■ Given problem: Take every line where the string "ylabel" appears and copy it.

■ Input data:
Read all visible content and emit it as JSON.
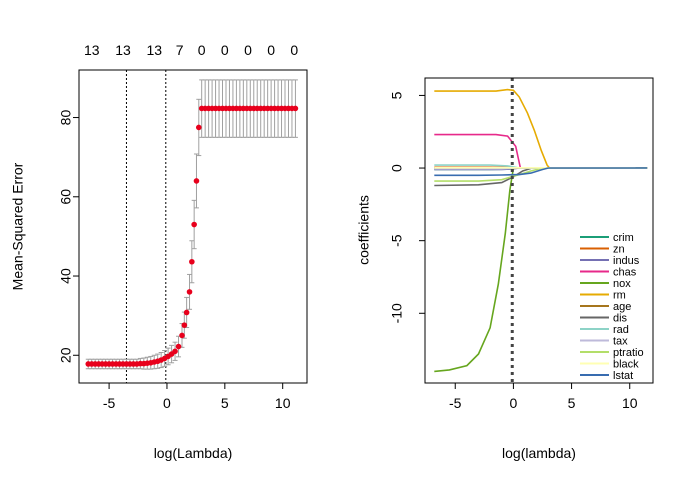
{
  "chart_data": [
    {
      "type": "scatter",
      "title": "",
      "xlabel": "log(Lambda)",
      "ylabel": "Mean-Squared Error",
      "xlim": [
        -7.6,
        12.1
      ],
      "ylim": [
        13,
        92
      ],
      "x_ticks": [
        {
          "value": -5,
          "label": "-5"
        },
        {
          "value": 0,
          "label": "0"
        },
        {
          "value": 5,
          "label": "5"
        },
        {
          "value": 10,
          "label": "10"
        }
      ],
      "y_ticks": [
        {
          "value": 20,
          "label": "20"
        },
        {
          "value": 40,
          "label": "40"
        },
        {
          "value": 60,
          "label": "60"
        },
        {
          "value": 80,
          "label": "80"
        }
      ],
      "top_axis": [
        {
          "value": -6.5,
          "label": "13"
        },
        {
          "value": -3.8,
          "label": "13"
        },
        {
          "value": -1.1,
          "label": "13"
        },
        {
          "value": 1.1,
          "label": "7"
        },
        {
          "value": 3.0,
          "label": "0"
        },
        {
          "value": 5.0,
          "label": "0"
        },
        {
          "value": 7.0,
          "label": "0"
        },
        {
          "value": 9.0,
          "label": "0"
        },
        {
          "value": 11.0,
          "label": "0"
        }
      ],
      "vlines": [
        -3.5,
        -0.1
      ],
      "point_color": "#e8001c",
      "errorbar_color": "#a0a0a0",
      "points": [
        {
          "x": -6.8,
          "y": 17.8,
          "lo": 16.6,
          "hi": 19.0
        },
        {
          "x": -6.5,
          "y": 17.8,
          "lo": 16.6,
          "hi": 19.0
        },
        {
          "x": -6.2,
          "y": 17.8,
          "lo": 16.6,
          "hi": 19.0
        },
        {
          "x": -5.9,
          "y": 17.8,
          "lo": 16.6,
          "hi": 19.0
        },
        {
          "x": -5.6,
          "y": 17.8,
          "lo": 16.6,
          "hi": 19.0
        },
        {
          "x": -5.3,
          "y": 17.8,
          "lo": 16.6,
          "hi": 19.0
        },
        {
          "x": -5.0,
          "y": 17.8,
          "lo": 16.6,
          "hi": 19.0
        },
        {
          "x": -4.7,
          "y": 17.8,
          "lo": 16.6,
          "hi": 19.0
        },
        {
          "x": -4.4,
          "y": 17.8,
          "lo": 16.6,
          "hi": 19.0
        },
        {
          "x": -4.1,
          "y": 17.8,
          "lo": 16.6,
          "hi": 19.0
        },
        {
          "x": -3.8,
          "y": 17.8,
          "lo": 16.6,
          "hi": 19.0
        },
        {
          "x": -3.5,
          "y": 17.8,
          "lo": 16.6,
          "hi": 19.0
        },
        {
          "x": -3.2,
          "y": 17.8,
          "lo": 16.6,
          "hi": 19.0
        },
        {
          "x": -2.9,
          "y": 17.8,
          "lo": 16.6,
          "hi": 19.0
        },
        {
          "x": -2.6,
          "y": 17.8,
          "lo": 16.6,
          "hi": 19.0
        },
        {
          "x": -2.3,
          "y": 17.9,
          "lo": 16.6,
          "hi": 19.2
        },
        {
          "x": -2.0,
          "y": 17.9,
          "lo": 16.5,
          "hi": 19.3
        },
        {
          "x": -1.7,
          "y": 18.0,
          "lo": 16.5,
          "hi": 19.5
        },
        {
          "x": -1.4,
          "y": 18.1,
          "lo": 16.5,
          "hi": 19.7
        },
        {
          "x": -1.1,
          "y": 18.3,
          "lo": 16.6,
          "hi": 20.0
        },
        {
          "x": -0.8,
          "y": 18.5,
          "lo": 16.7,
          "hi": 20.3
        },
        {
          "x": -0.5,
          "y": 18.8,
          "lo": 16.9,
          "hi": 20.7
        },
        {
          "x": -0.2,
          "y": 19.2,
          "lo": 17.2,
          "hi": 21.2
        },
        {
          "x": 0.1,
          "y": 19.7,
          "lo": 17.6,
          "hi": 21.8
        },
        {
          "x": 0.4,
          "y": 20.3,
          "lo": 18.1,
          "hi": 22.5
        },
        {
          "x": 0.7,
          "y": 21.0,
          "lo": 18.7,
          "hi": 23.3
        },
        {
          "x": 1.0,
          "y": 22.2,
          "lo": 19.6,
          "hi": 24.8
        },
        {
          "x": 1.3,
          "y": 25.0,
          "lo": 22.0,
          "hi": 28.0
        },
        {
          "x": 1.5,
          "y": 27.6,
          "lo": 24.3,
          "hi": 30.9
        },
        {
          "x": 1.7,
          "y": 30.8,
          "lo": 27.0,
          "hi": 34.6
        },
        {
          "x": 1.95,
          "y": 36.0,
          "lo": 31.6,
          "hi": 40.4
        },
        {
          "x": 2.15,
          "y": 43.6,
          "lo": 38.3,
          "hi": 48.9
        },
        {
          "x": 2.35,
          "y": 53.0,
          "lo": 46.9,
          "hi": 59.1
        },
        {
          "x": 2.55,
          "y": 64.0,
          "lo": 57.2,
          "hi": 70.8
        },
        {
          "x": 2.75,
          "y": 77.5,
          "lo": 70.4,
          "hi": 84.6
        },
        {
          "x": 3.0,
          "y": 82.3,
          "lo": 75.0,
          "hi": 89.5
        },
        {
          "x": 3.3,
          "y": 82.3,
          "lo": 75.0,
          "hi": 89.5
        },
        {
          "x": 3.6,
          "y": 82.3,
          "lo": 75.0,
          "hi": 89.5
        },
        {
          "x": 3.9,
          "y": 82.3,
          "lo": 75.0,
          "hi": 89.5
        },
        {
          "x": 4.2,
          "y": 82.3,
          "lo": 75.0,
          "hi": 89.5
        },
        {
          "x": 4.5,
          "y": 82.3,
          "lo": 75.0,
          "hi": 89.5
        },
        {
          "x": 4.8,
          "y": 82.3,
          "lo": 75.0,
          "hi": 89.5
        },
        {
          "x": 5.1,
          "y": 82.3,
          "lo": 75.0,
          "hi": 89.5
        },
        {
          "x": 5.4,
          "y": 82.3,
          "lo": 75.0,
          "hi": 89.5
        },
        {
          "x": 5.7,
          "y": 82.3,
          "lo": 75.0,
          "hi": 89.5
        },
        {
          "x": 6.0,
          "y": 82.3,
          "lo": 75.0,
          "hi": 89.5
        },
        {
          "x": 6.3,
          "y": 82.3,
          "lo": 75.0,
          "hi": 89.5
        },
        {
          "x": 6.6,
          "y": 82.3,
          "lo": 75.0,
          "hi": 89.5
        },
        {
          "x": 6.9,
          "y": 82.3,
          "lo": 75.0,
          "hi": 89.5
        },
        {
          "x": 7.2,
          "y": 82.3,
          "lo": 75.0,
          "hi": 89.5
        },
        {
          "x": 7.5,
          "y": 82.3,
          "lo": 75.0,
          "hi": 89.5
        },
        {
          "x": 7.8,
          "y": 82.3,
          "lo": 75.0,
          "hi": 89.5
        },
        {
          "x": 8.1,
          "y": 82.3,
          "lo": 75.0,
          "hi": 89.5
        },
        {
          "x": 8.4,
          "y": 82.3,
          "lo": 75.0,
          "hi": 89.5
        },
        {
          "x": 8.7,
          "y": 82.3,
          "lo": 75.0,
          "hi": 89.5
        },
        {
          "x": 9.0,
          "y": 82.3,
          "lo": 75.0,
          "hi": 89.5
        },
        {
          "x": 9.3,
          "y": 82.3,
          "lo": 75.0,
          "hi": 89.5
        },
        {
          "x": 9.6,
          "y": 82.3,
          "lo": 75.0,
          "hi": 89.5
        },
        {
          "x": 9.9,
          "y": 82.3,
          "lo": 75.0,
          "hi": 89.5
        },
        {
          "x": 10.2,
          "y": 82.3,
          "lo": 75.0,
          "hi": 89.5
        },
        {
          "x": 10.5,
          "y": 82.3,
          "lo": 75.0,
          "hi": 89.5
        },
        {
          "x": 10.8,
          "y": 82.3,
          "lo": 75.0,
          "hi": 89.5
        },
        {
          "x": 11.1,
          "y": 82.3,
          "lo": 75.0,
          "hi": 89.5
        }
      ]
    },
    {
      "type": "line",
      "title": "",
      "xlabel": "log(lambda)",
      "ylabel": "coefficients",
      "xlim": [
        -7.6,
        12.0
      ],
      "ylim": [
        -14.8,
        6.2
      ],
      "x_ticks": [
        {
          "value": -5,
          "label": "-5"
        },
        {
          "value": 0,
          "label": "0"
        },
        {
          "value": 5,
          "label": "5"
        },
        {
          "value": 10,
          "label": "10"
        }
      ],
      "y_ticks": [
        {
          "value": 5,
          "label": "5"
        },
        {
          "value": 0,
          "label": "0"
        },
        {
          "value": -5,
          "label": "-5"
        },
        {
          "value": -10,
          "label": "-10"
        }
      ],
      "vline": -0.1,
      "legend_position": "bottom-right",
      "series": [
        {
          "name": "crim",
          "color": "#1b9e77",
          "points": [
            [
              -6.8,
              -0.1
            ],
            [
              -2,
              -0.1
            ],
            [
              -0.5,
              -0.08
            ],
            [
              0.2,
              0
            ],
            [
              11.5,
              0
            ]
          ]
        },
        {
          "name": "zn",
          "color": "#d95f02",
          "points": [
            [
              -6.8,
              0.05
            ],
            [
              -2,
              0.05
            ],
            [
              0,
              0.03
            ],
            [
              0.5,
              0
            ],
            [
              11.5,
              0
            ]
          ]
        },
        {
          "name": "indus",
          "color": "#7570b3",
          "points": [
            [
              -6.8,
              -0.1
            ],
            [
              -1,
              -0.1
            ],
            [
              0,
              -0.05
            ],
            [
              0.5,
              0
            ],
            [
              11.5,
              0
            ]
          ]
        },
        {
          "name": "chas",
          "color": "#e7298a",
          "points": [
            [
              -6.8,
              2.3
            ],
            [
              -1.5,
              2.3
            ],
            [
              -0.5,
              2.2
            ],
            [
              0.2,
              1.5
            ],
            [
              0.6,
              0
            ],
            [
              11.5,
              0
            ]
          ]
        },
        {
          "name": "nox",
          "color": "#66a61e",
          "points": [
            [
              -6.8,
              -14.0
            ],
            [
              -5.5,
              -13.9
            ],
            [
              -4,
              -13.6
            ],
            [
              -3,
              -12.8
            ],
            [
              -2,
              -11.0
            ],
            [
              -1.3,
              -8.0
            ],
            [
              -0.7,
              -4.5
            ],
            [
              -0.3,
              -1.5
            ],
            [
              0,
              0
            ],
            [
              11.5,
              0
            ]
          ]
        },
        {
          "name": "rm",
          "color": "#e6ab02",
          "points": [
            [
              -6.8,
              5.3
            ],
            [
              -1.5,
              5.3
            ],
            [
              -0.5,
              5.4
            ],
            [
              0,
              5.35
            ],
            [
              0.5,
              4.9
            ],
            [
              1.2,
              3.8
            ],
            [
              1.8,
              2.6
            ],
            [
              2.4,
              1.2
            ],
            [
              2.9,
              0.2
            ],
            [
              3.1,
              0
            ],
            [
              11.5,
              0
            ]
          ]
        },
        {
          "name": "age",
          "color": "#a6761d",
          "points": [
            [
              -6.8,
              0.0
            ],
            [
              11.5,
              0.0
            ]
          ]
        },
        {
          "name": "dis",
          "color": "#666666",
          "points": [
            [
              -6.8,
              -1.2
            ],
            [
              -3,
              -1.15
            ],
            [
              -1,
              -1.0
            ],
            [
              0,
              -0.6
            ],
            [
              0.8,
              -0.2
            ],
            [
              1.6,
              0
            ],
            [
              11.5,
              0
            ]
          ]
        },
        {
          "name": "rad",
          "color": "#8dd3c7",
          "points": [
            [
              -6.8,
              0.2
            ],
            [
              -2,
              0.2
            ],
            [
              -0.5,
              0.15
            ],
            [
              0.5,
              0
            ],
            [
              11.5,
              0
            ]
          ]
        },
        {
          "name": "tax",
          "color": "#bebada",
          "points": [
            [
              -6.8,
              -0.05
            ],
            [
              -1,
              -0.05
            ],
            [
              0.3,
              0
            ],
            [
              11.5,
              0
            ]
          ]
        },
        {
          "name": "ptratio",
          "color": "#b3de69",
          "points": [
            [
              -6.8,
              -0.9
            ],
            [
              -3,
              -0.9
            ],
            [
              -1,
              -0.8
            ],
            [
              0.5,
              -0.45
            ],
            [
              1.5,
              -0.2
            ],
            [
              2.5,
              0
            ],
            [
              11.5,
              0
            ]
          ]
        },
        {
          "name": "black",
          "color": "#ffffb3",
          "points": [
            [
              -6.8,
              0.02
            ],
            [
              11.5,
              0.01
            ]
          ]
        },
        {
          "name": "lstat",
          "color": "#386cb0",
          "points": [
            [
              -6.8,
              -0.5
            ],
            [
              -3,
              -0.5
            ],
            [
              -1,
              -0.48
            ],
            [
              0.5,
              -0.45
            ],
            [
              1.5,
              -0.35
            ],
            [
              2.5,
              -0.1
            ],
            [
              3,
              0
            ],
            [
              11.5,
              0
            ]
          ]
        }
      ]
    }
  ]
}
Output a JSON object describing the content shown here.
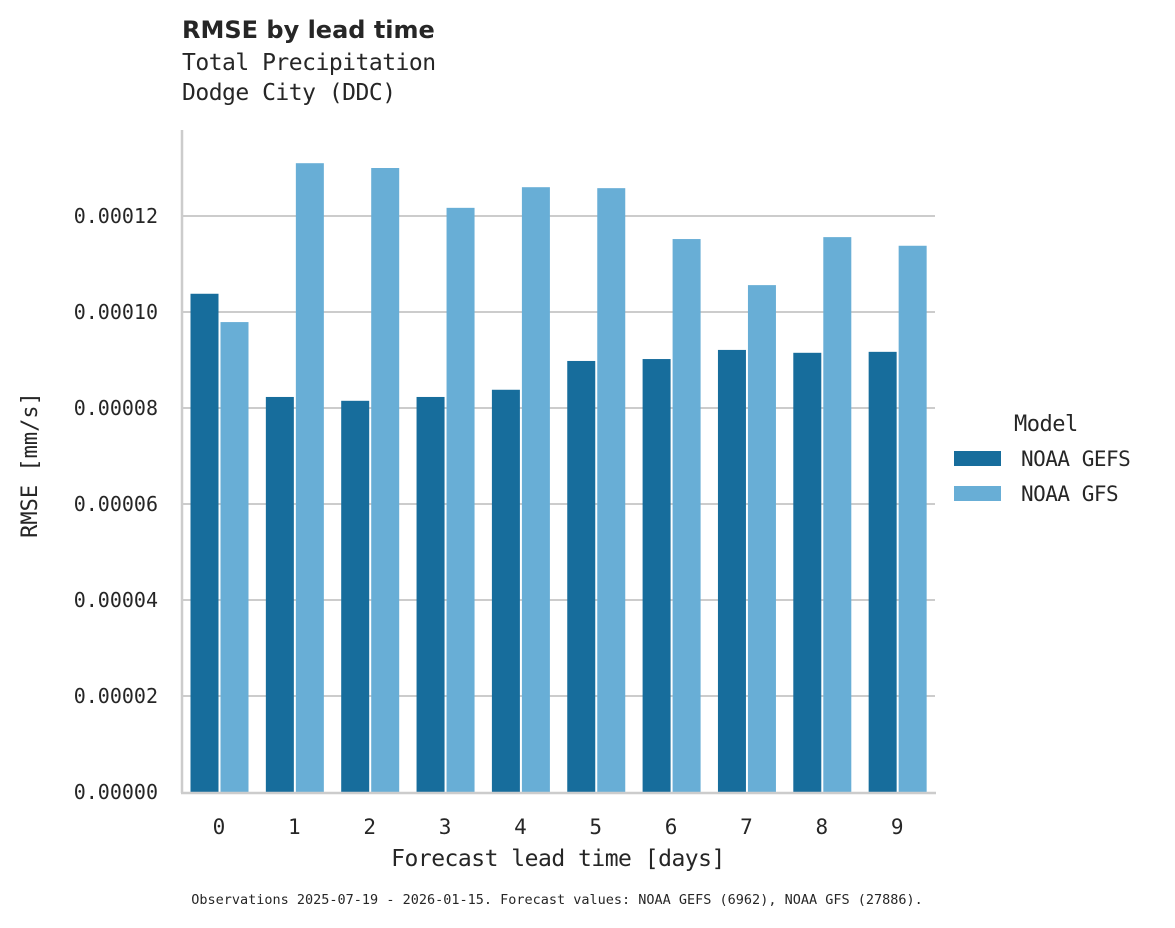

■ Full solution:
      "ylabel": "Mean-Squared Error",
      "ylabel": "coefficients",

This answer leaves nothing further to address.